- _REQUIREMENT_
Of all the lines in this data, how many include "plot"? Respond with the number only.

-- start SUPPLIED DATA --

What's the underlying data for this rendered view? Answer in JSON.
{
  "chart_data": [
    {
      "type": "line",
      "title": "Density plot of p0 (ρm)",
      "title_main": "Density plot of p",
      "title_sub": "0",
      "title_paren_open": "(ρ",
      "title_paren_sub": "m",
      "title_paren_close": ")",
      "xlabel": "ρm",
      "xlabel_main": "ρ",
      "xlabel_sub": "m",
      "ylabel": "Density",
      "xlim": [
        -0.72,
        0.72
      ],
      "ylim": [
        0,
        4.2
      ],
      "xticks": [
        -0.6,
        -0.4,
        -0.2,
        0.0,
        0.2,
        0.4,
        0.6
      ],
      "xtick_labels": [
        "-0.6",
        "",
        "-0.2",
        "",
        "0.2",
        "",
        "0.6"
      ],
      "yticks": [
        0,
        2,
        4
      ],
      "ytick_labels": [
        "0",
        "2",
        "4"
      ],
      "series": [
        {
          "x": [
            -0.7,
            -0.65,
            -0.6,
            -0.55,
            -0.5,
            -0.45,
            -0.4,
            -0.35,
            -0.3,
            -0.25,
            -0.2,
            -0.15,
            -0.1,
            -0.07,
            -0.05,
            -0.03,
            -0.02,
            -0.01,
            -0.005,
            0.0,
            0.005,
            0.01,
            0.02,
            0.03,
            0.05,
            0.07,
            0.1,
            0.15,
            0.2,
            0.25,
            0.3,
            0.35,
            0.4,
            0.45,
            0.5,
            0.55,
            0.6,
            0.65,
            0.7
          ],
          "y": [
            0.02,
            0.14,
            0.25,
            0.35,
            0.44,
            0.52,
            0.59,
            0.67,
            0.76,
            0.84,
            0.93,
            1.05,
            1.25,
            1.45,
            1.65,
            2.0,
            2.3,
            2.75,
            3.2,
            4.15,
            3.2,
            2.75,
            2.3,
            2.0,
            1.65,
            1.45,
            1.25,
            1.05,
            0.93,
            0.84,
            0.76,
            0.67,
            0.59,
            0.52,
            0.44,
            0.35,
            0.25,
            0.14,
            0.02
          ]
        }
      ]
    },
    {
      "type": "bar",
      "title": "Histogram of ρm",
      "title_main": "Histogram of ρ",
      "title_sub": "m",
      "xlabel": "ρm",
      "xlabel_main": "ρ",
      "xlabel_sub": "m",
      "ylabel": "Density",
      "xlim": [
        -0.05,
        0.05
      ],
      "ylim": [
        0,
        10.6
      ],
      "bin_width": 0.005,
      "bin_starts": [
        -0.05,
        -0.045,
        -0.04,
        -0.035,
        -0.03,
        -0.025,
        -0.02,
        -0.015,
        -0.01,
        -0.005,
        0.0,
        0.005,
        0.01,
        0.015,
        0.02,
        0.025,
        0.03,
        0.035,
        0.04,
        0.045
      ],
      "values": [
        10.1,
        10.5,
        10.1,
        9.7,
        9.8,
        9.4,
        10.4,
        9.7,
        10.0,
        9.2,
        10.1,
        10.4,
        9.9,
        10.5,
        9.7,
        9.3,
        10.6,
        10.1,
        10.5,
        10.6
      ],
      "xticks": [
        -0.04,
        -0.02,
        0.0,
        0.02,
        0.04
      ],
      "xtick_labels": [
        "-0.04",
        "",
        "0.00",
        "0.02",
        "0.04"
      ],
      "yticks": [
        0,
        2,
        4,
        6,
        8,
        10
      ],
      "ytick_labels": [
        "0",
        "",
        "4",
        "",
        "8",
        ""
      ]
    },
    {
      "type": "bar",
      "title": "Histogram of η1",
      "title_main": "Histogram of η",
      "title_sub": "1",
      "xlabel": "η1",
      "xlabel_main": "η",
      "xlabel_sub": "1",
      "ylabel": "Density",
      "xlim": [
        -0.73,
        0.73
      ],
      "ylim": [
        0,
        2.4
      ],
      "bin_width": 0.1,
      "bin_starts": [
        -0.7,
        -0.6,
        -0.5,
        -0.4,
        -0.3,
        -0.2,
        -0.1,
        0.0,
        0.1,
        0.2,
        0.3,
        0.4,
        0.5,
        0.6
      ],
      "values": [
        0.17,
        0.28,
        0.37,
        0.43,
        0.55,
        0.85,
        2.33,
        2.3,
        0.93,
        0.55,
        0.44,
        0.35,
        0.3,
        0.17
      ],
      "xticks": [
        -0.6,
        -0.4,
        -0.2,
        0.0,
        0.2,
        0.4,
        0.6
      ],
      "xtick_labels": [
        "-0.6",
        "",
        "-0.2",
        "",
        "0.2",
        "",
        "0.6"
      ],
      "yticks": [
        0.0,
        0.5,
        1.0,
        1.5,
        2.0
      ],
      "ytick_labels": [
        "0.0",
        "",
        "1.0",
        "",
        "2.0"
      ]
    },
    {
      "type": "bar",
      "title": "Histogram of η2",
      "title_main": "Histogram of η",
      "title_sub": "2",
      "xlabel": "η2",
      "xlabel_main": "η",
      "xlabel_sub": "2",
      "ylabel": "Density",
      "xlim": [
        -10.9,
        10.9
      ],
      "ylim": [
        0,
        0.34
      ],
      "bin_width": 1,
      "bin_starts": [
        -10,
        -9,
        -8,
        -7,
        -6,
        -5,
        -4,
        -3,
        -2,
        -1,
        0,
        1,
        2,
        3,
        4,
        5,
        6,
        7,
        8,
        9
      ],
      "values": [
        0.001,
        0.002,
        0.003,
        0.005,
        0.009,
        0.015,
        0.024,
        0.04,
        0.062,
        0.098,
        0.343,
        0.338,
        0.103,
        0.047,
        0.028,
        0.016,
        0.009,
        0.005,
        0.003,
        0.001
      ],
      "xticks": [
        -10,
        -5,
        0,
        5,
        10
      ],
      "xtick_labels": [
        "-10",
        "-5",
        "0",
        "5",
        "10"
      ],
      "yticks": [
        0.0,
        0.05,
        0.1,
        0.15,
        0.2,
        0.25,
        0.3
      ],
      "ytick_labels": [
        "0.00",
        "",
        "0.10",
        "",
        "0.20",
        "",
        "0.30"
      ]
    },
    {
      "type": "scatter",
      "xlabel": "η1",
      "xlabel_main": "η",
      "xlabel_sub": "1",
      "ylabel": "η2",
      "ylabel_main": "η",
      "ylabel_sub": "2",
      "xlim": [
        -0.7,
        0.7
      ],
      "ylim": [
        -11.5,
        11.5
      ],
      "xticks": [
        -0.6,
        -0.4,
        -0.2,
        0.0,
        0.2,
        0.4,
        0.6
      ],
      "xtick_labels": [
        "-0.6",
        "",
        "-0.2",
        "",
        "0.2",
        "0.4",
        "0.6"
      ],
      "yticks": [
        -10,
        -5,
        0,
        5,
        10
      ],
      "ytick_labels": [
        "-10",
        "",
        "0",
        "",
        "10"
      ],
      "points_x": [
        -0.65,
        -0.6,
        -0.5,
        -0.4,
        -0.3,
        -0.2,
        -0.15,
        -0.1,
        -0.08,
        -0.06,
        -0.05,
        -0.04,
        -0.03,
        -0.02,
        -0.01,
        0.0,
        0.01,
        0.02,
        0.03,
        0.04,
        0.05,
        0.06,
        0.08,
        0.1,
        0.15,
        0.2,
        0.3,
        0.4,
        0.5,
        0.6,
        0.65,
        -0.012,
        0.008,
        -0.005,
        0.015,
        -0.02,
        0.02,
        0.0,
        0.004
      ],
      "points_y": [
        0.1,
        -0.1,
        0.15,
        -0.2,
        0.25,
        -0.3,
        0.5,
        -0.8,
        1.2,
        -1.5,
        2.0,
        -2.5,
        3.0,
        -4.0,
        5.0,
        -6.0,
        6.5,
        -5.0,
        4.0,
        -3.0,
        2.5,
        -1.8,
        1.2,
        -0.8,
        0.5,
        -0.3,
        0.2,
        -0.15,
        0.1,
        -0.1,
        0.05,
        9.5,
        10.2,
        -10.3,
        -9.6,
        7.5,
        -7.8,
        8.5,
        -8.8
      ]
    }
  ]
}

-- end SUPPLIED DATA --

- _FINISHED TASK_
2